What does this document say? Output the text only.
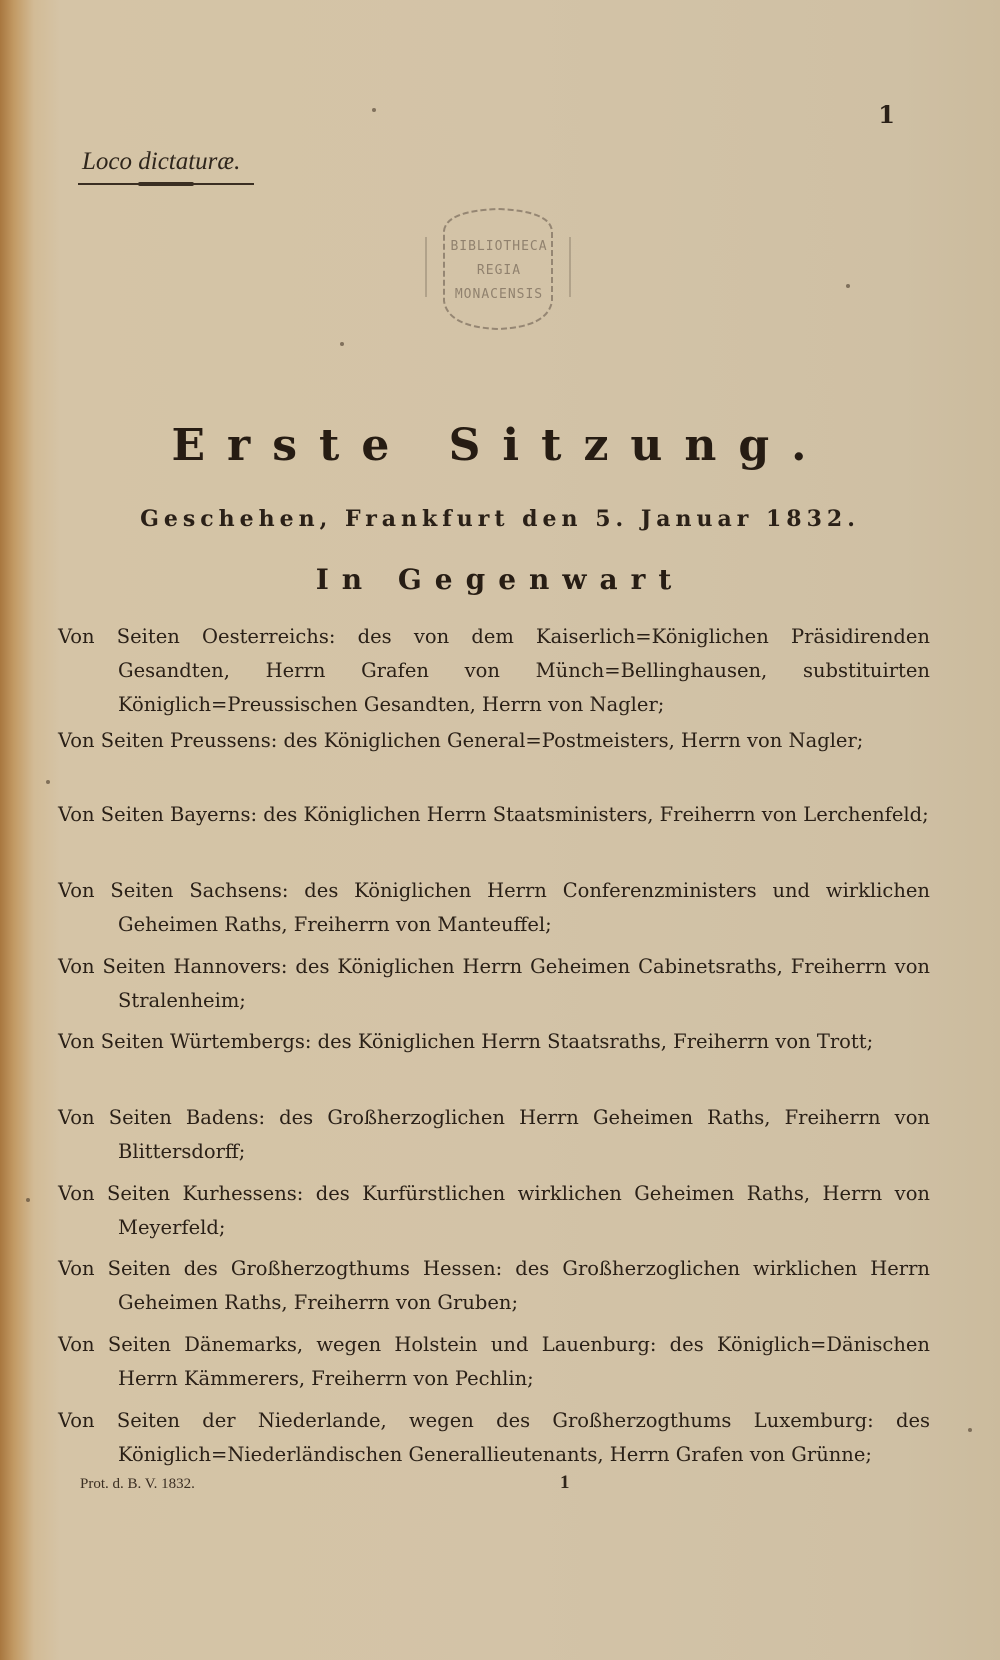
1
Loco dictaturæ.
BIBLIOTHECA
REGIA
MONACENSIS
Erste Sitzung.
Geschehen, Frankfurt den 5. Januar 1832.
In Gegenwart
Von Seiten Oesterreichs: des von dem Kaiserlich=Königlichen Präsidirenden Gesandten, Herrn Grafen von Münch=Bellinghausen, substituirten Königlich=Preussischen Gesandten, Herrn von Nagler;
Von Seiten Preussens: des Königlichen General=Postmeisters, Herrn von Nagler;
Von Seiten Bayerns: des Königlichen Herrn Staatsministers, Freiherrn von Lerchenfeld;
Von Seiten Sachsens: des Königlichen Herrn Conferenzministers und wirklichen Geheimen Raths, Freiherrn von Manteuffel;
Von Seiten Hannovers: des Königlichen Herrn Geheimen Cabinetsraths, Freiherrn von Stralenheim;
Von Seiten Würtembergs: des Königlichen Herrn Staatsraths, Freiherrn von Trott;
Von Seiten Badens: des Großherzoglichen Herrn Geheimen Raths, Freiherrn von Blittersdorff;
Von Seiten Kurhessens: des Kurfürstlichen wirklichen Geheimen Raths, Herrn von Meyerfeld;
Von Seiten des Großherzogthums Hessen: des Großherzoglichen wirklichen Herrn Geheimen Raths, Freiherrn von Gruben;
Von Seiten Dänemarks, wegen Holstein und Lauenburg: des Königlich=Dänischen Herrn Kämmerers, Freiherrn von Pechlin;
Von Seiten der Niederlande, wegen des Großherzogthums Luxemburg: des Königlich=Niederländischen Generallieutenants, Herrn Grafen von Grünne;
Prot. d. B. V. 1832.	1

:::::

**EXERCISE DETAILS**: Repeat everything in the records precisely. Images are excluded from the copy.

**EXPECTED ANSWER**:
What does this document say? Output the text only.
1
Loco dictaturæ.
BIBLIOTHECA
REGIA
MONACENSIS
Erste Sitzung.
Geschehen, Frankfurt den 5. Januar 1832.
In Gegenwart
Von Seiten Oesterreichs: des von dem Kaiserlich=Königlichen Präsidirenden Gesandten, Herrn Grafen von Münch=Bellinghausen, substituirten Königlich=Preussischen Gesandten, Herrn von Nagler;
Von Seiten Preussens: des Königlichen General=Postmeisters, Herrn von Nagler;
Von Seiten Bayerns: des Königlichen Herrn Staatsministers, Freiherrn von Lerchenfeld;
Von Seiten Sachsens: des Königlichen Herrn Conferenzministers und wirklichen Geheimen Raths, Freiherrn von Manteuffel;
Von Seiten Hannovers: des Königlichen Herrn Geheimen Cabinetsraths, Freiherrn von Stralenheim;
Von Seiten Würtembergs: des Königlichen Herrn Staatsraths, Freiherrn von Trott;
Von Seiten Badens: des Großherzoglichen Herrn Geheimen Raths, Freiherrn von Blittersdorff;
Von Seiten Kurhessens: des Kurfürstlichen wirklichen Geheimen Raths, Herrn von Meyerfeld;
Von Seiten des Großherzogthums Hessen: des Großherzoglichen wirklichen Herrn Geheimen Raths, Freiherrn von Gruben;
Von Seiten Dänemarks, wegen Holstein und Lauenburg: des Königlich=Dänischen Herrn Kämmerers, Freiherrn von Pechlin;
Von Seiten der Niederlande, wegen des Großherzogthums Luxemburg: des Königlich=Niederländischen Generallieutenants, Herrn Grafen von Grünne;
Prot. d. B. V. 1832.	1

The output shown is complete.